• _Request_:
Extract every line below that contains the word "from".

Dataset entries on figures:

•••

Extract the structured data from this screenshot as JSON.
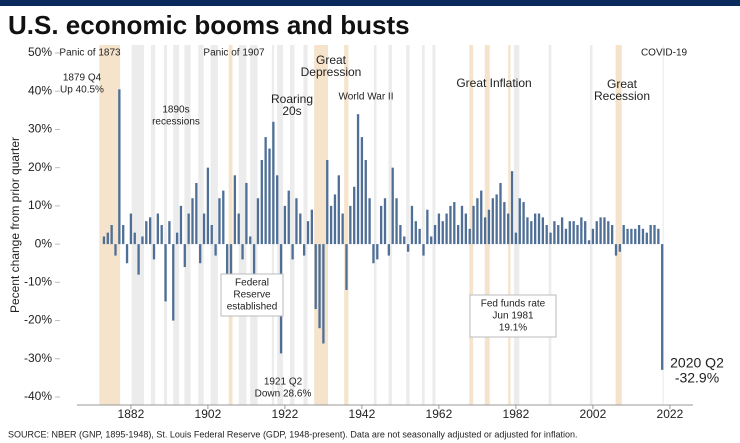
{
  "chart_data": {
    "type": "bar",
    "title": "U.S. economic booms and busts",
    "y_label": "Pecent change from prior quarter",
    "source": "SOURCE: NBER (GNP, 1895-1948), St. Louis Federal Reserve (GDP, 1948-present). Data are not seasonally adjusted or adjusted for inflation.",
    "color": "#4f6f97",
    "x": [
      1875,
      1876,
      1877,
      1878,
      1879,
      1880,
      1881,
      1882,
      1883,
      1884,
      1885,
      1886,
      1887,
      1888,
      1889,
      1890,
      1891,
      1892,
      1893,
      1894,
      1895,
      1896,
      1897,
      1898,
      1899,
      1900,
      1901,
      1902,
      1903,
      1904,
      1905,
      1906,
      1907,
      1908,
      1909,
      1910,
      1911,
      1912,
      1913,
      1914,
      1915,
      1916,
      1917,
      1918,
      1919,
      1920,
      1921,
      1922,
      1923,
      1924,
      1925,
      1926,
      1927,
      1928,
      1929,
      1930,
      1931,
      1932,
      1933,
      1934,
      1935,
      1936,
      1937,
      1938,
      1939,
      1940,
      1941,
      1942,
      1943,
      1944,
      1945,
      1946,
      1947,
      1948,
      1949,
      1950,
      1951,
      1952,
      1953,
      1954,
      1955,
      1956,
      1957,
      1958,
      1959,
      1960,
      1961,
      1962,
      1963,
      1964,
      1965,
      1966,
      1967,
      1968,
      1969,
      1970,
      1971,
      1972,
      1973,
      1974,
      1975,
      1976,
      1977,
      1978,
      1979,
      1980,
      1981,
      1982,
      1983,
      1984,
      1985,
      1986,
      1987,
      1988,
      1989,
      1990,
      1991,
      1992,
      1993,
      1994,
      1995,
      1996,
      1997,
      1998,
      1999,
      2000,
      2001,
      2002,
      2003,
      2004,
      2005,
      2006,
      2007,
      2008,
      2009,
      2010,
      2011,
      2012,
      2013,
      2014,
      2015,
      2016,
      2017,
      2018,
      2019,
      2020
    ],
    "values": [
      2,
      3,
      5,
      -3,
      40.5,
      5,
      -5,
      8,
      3,
      -8,
      2,
      6,
      7,
      -4,
      8,
      5,
      -15,
      6,
      -20,
      3,
      10,
      -6,
      8,
      12,
      16,
      -5,
      8,
      20,
      5,
      -3,
      12,
      14,
      -10,
      -12,
      18,
      8,
      -4,
      16,
      2,
      -8,
      12,
      22,
      28,
      25,
      32,
      18,
      -28.6,
      10,
      14,
      -4,
      12,
      8,
      -3,
      6,
      9,
      -17,
      -22,
      -26,
      22,
      10,
      13,
      18,
      8,
      -12,
      10,
      15,
      34,
      28,
      22,
      12,
      -5,
      -4,
      10,
      12,
      -3,
      20,
      12,
      5,
      2,
      -2,
      10,
      6,
      4,
      -3,
      9,
      2,
      5,
      8,
      6,
      8,
      10,
      11,
      5,
      10,
      8,
      4,
      10,
      12,
      14,
      7,
      9,
      12,
      13,
      16,
      11,
      8,
      19.1,
      3,
      12,
      11,
      7,
      6,
      8,
      8,
      7,
      5,
      3,
      6,
      5,
      7,
      4,
      6,
      6,
      5,
      7,
      6,
      1,
      4,
      6,
      7,
      7,
      6,
      5,
      -3,
      -2,
      5,
      4,
      4,
      4,
      5,
      4,
      3,
      5,
      5,
      4,
      -32.9
    ],
    "shaded_periods": [
      {
        "start": 1873.8,
        "end": 1879.2,
        "color": "#f5e3cc"
      },
      {
        "start": 1882.2,
        "end": 1885.4,
        "color": "#ececec"
      },
      {
        "start": 1887.2,
        "end": 1888.3,
        "color": "#ececec"
      },
      {
        "start": 1890.6,
        "end": 1891.4,
        "color": "#ececec"
      },
      {
        "start": 1893,
        "end": 1894.5,
        "color": "#ececec"
      },
      {
        "start": 1895.9,
        "end": 1897.5,
        "color": "#ececec"
      },
      {
        "start": 1899.5,
        "end": 1900.9,
        "color": "#ececec"
      },
      {
        "start": 1902.7,
        "end": 1904.6,
        "color": "#ececec"
      },
      {
        "start": 1907.4,
        "end": 1908.4,
        "color": "#f5e3cc"
      },
      {
        "start": 1910,
        "end": 1912,
        "color": "#ececec"
      },
      {
        "start": 1913,
        "end": 1914.9,
        "color": "#ececec"
      },
      {
        "start": 1918.6,
        "end": 1919.2,
        "color": "#ececec"
      },
      {
        "start": 1920,
        "end": 1921.5,
        "color": "#ececec"
      },
      {
        "start": 1923.3,
        "end": 1924.5,
        "color": "#ececec"
      },
      {
        "start": 1926.8,
        "end": 1927.9,
        "color": "#ececec"
      },
      {
        "start": 1929.6,
        "end": 1933.2,
        "color": "#f5e3cc"
      },
      {
        "start": 1937.4,
        "end": 1938.5,
        "color": "#f5e3cc"
      },
      {
        "start": 1945.1,
        "end": 1945.8,
        "color": "#ececec"
      },
      {
        "start": 1948.9,
        "end": 1949.8,
        "color": "#ececec"
      },
      {
        "start": 1953.5,
        "end": 1954.4,
        "color": "#ececec"
      },
      {
        "start": 1957.6,
        "end": 1958.3,
        "color": "#ececec"
      },
      {
        "start": 1960.3,
        "end": 1961.1,
        "color": "#ececec"
      },
      {
        "start": 1969.9,
        "end": 1970.9,
        "color": "#f5e3cc"
      },
      {
        "start": 1973.9,
        "end": 1975.2,
        "color": "#f5e3cc"
      },
      {
        "start": 1980,
        "end": 1980.6,
        "color": "#f5e3cc"
      },
      {
        "start": 1981.5,
        "end": 1982.9,
        "color": "#ececec"
      },
      {
        "start": 1990.5,
        "end": 1991.2,
        "color": "#ececec"
      },
      {
        "start": 2001.2,
        "end": 2001.9,
        "color": "#ececec"
      },
      {
        "start": 2007.9,
        "end": 2009.5,
        "color": "#f5e3cc"
      },
      {
        "start": 2020.1,
        "end": 2020.4,
        "color": "#ececec"
      }
    ],
    "annotations": [
      [
        "Panic of 1873"
      ],
      [
        "1879 Q4",
        "Up 40.5%"
      ],
      [
        "1890s",
        "recessions"
      ],
      [
        "Panic of 1907"
      ],
      [
        "Roaring",
        "20s"
      ],
      [
        "Great",
        "Depression"
      ],
      [
        "World War II"
      ],
      [
        "Great Inflation"
      ],
      [
        "Great",
        "Recession"
      ],
      [
        "COVID-19"
      ],
      [
        "Federal",
        "Reserve",
        "established"
      ],
      [
        "1921 Q2",
        "Down 28.6%"
      ],
      [
        "Fed funds rate",
        "Jun 1981",
        "19.1%"
      ],
      [
        "2020 Q2",
        "-32.9%"
      ]
    ],
    "xlim": [
      1868,
      2028
    ],
    "xticks": [
      1882,
      1902,
      1922,
      1942,
      1962,
      1982,
      2002,
      2022
    ],
    "ylim": [
      -40,
      50
    ],
    "yticks": [
      {
        "value": -40,
        "label": "-40%"
      },
      {
        "value": -30,
        "label": "-30%"
      },
      {
        "value": -20,
        "label": "-20%"
      },
      {
        "value": -10,
        "label": "-10%"
      },
      {
        "value": 0,
        "label": "0%"
      },
      {
        "value": 10,
        "label": "10%"
      },
      {
        "value": 20,
        "label": "20%"
      },
      {
        "value": 30,
        "label": "30%"
      },
      {
        "value": 40,
        "label": "40%"
      },
      {
        "value": 50,
        "label": "50%"
      }
    ]
  }
}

•••

• _Solution to this problem_:
Extract the structured data from this screenshot as JSON.
    "y_label": "Pecent change from prior quarter",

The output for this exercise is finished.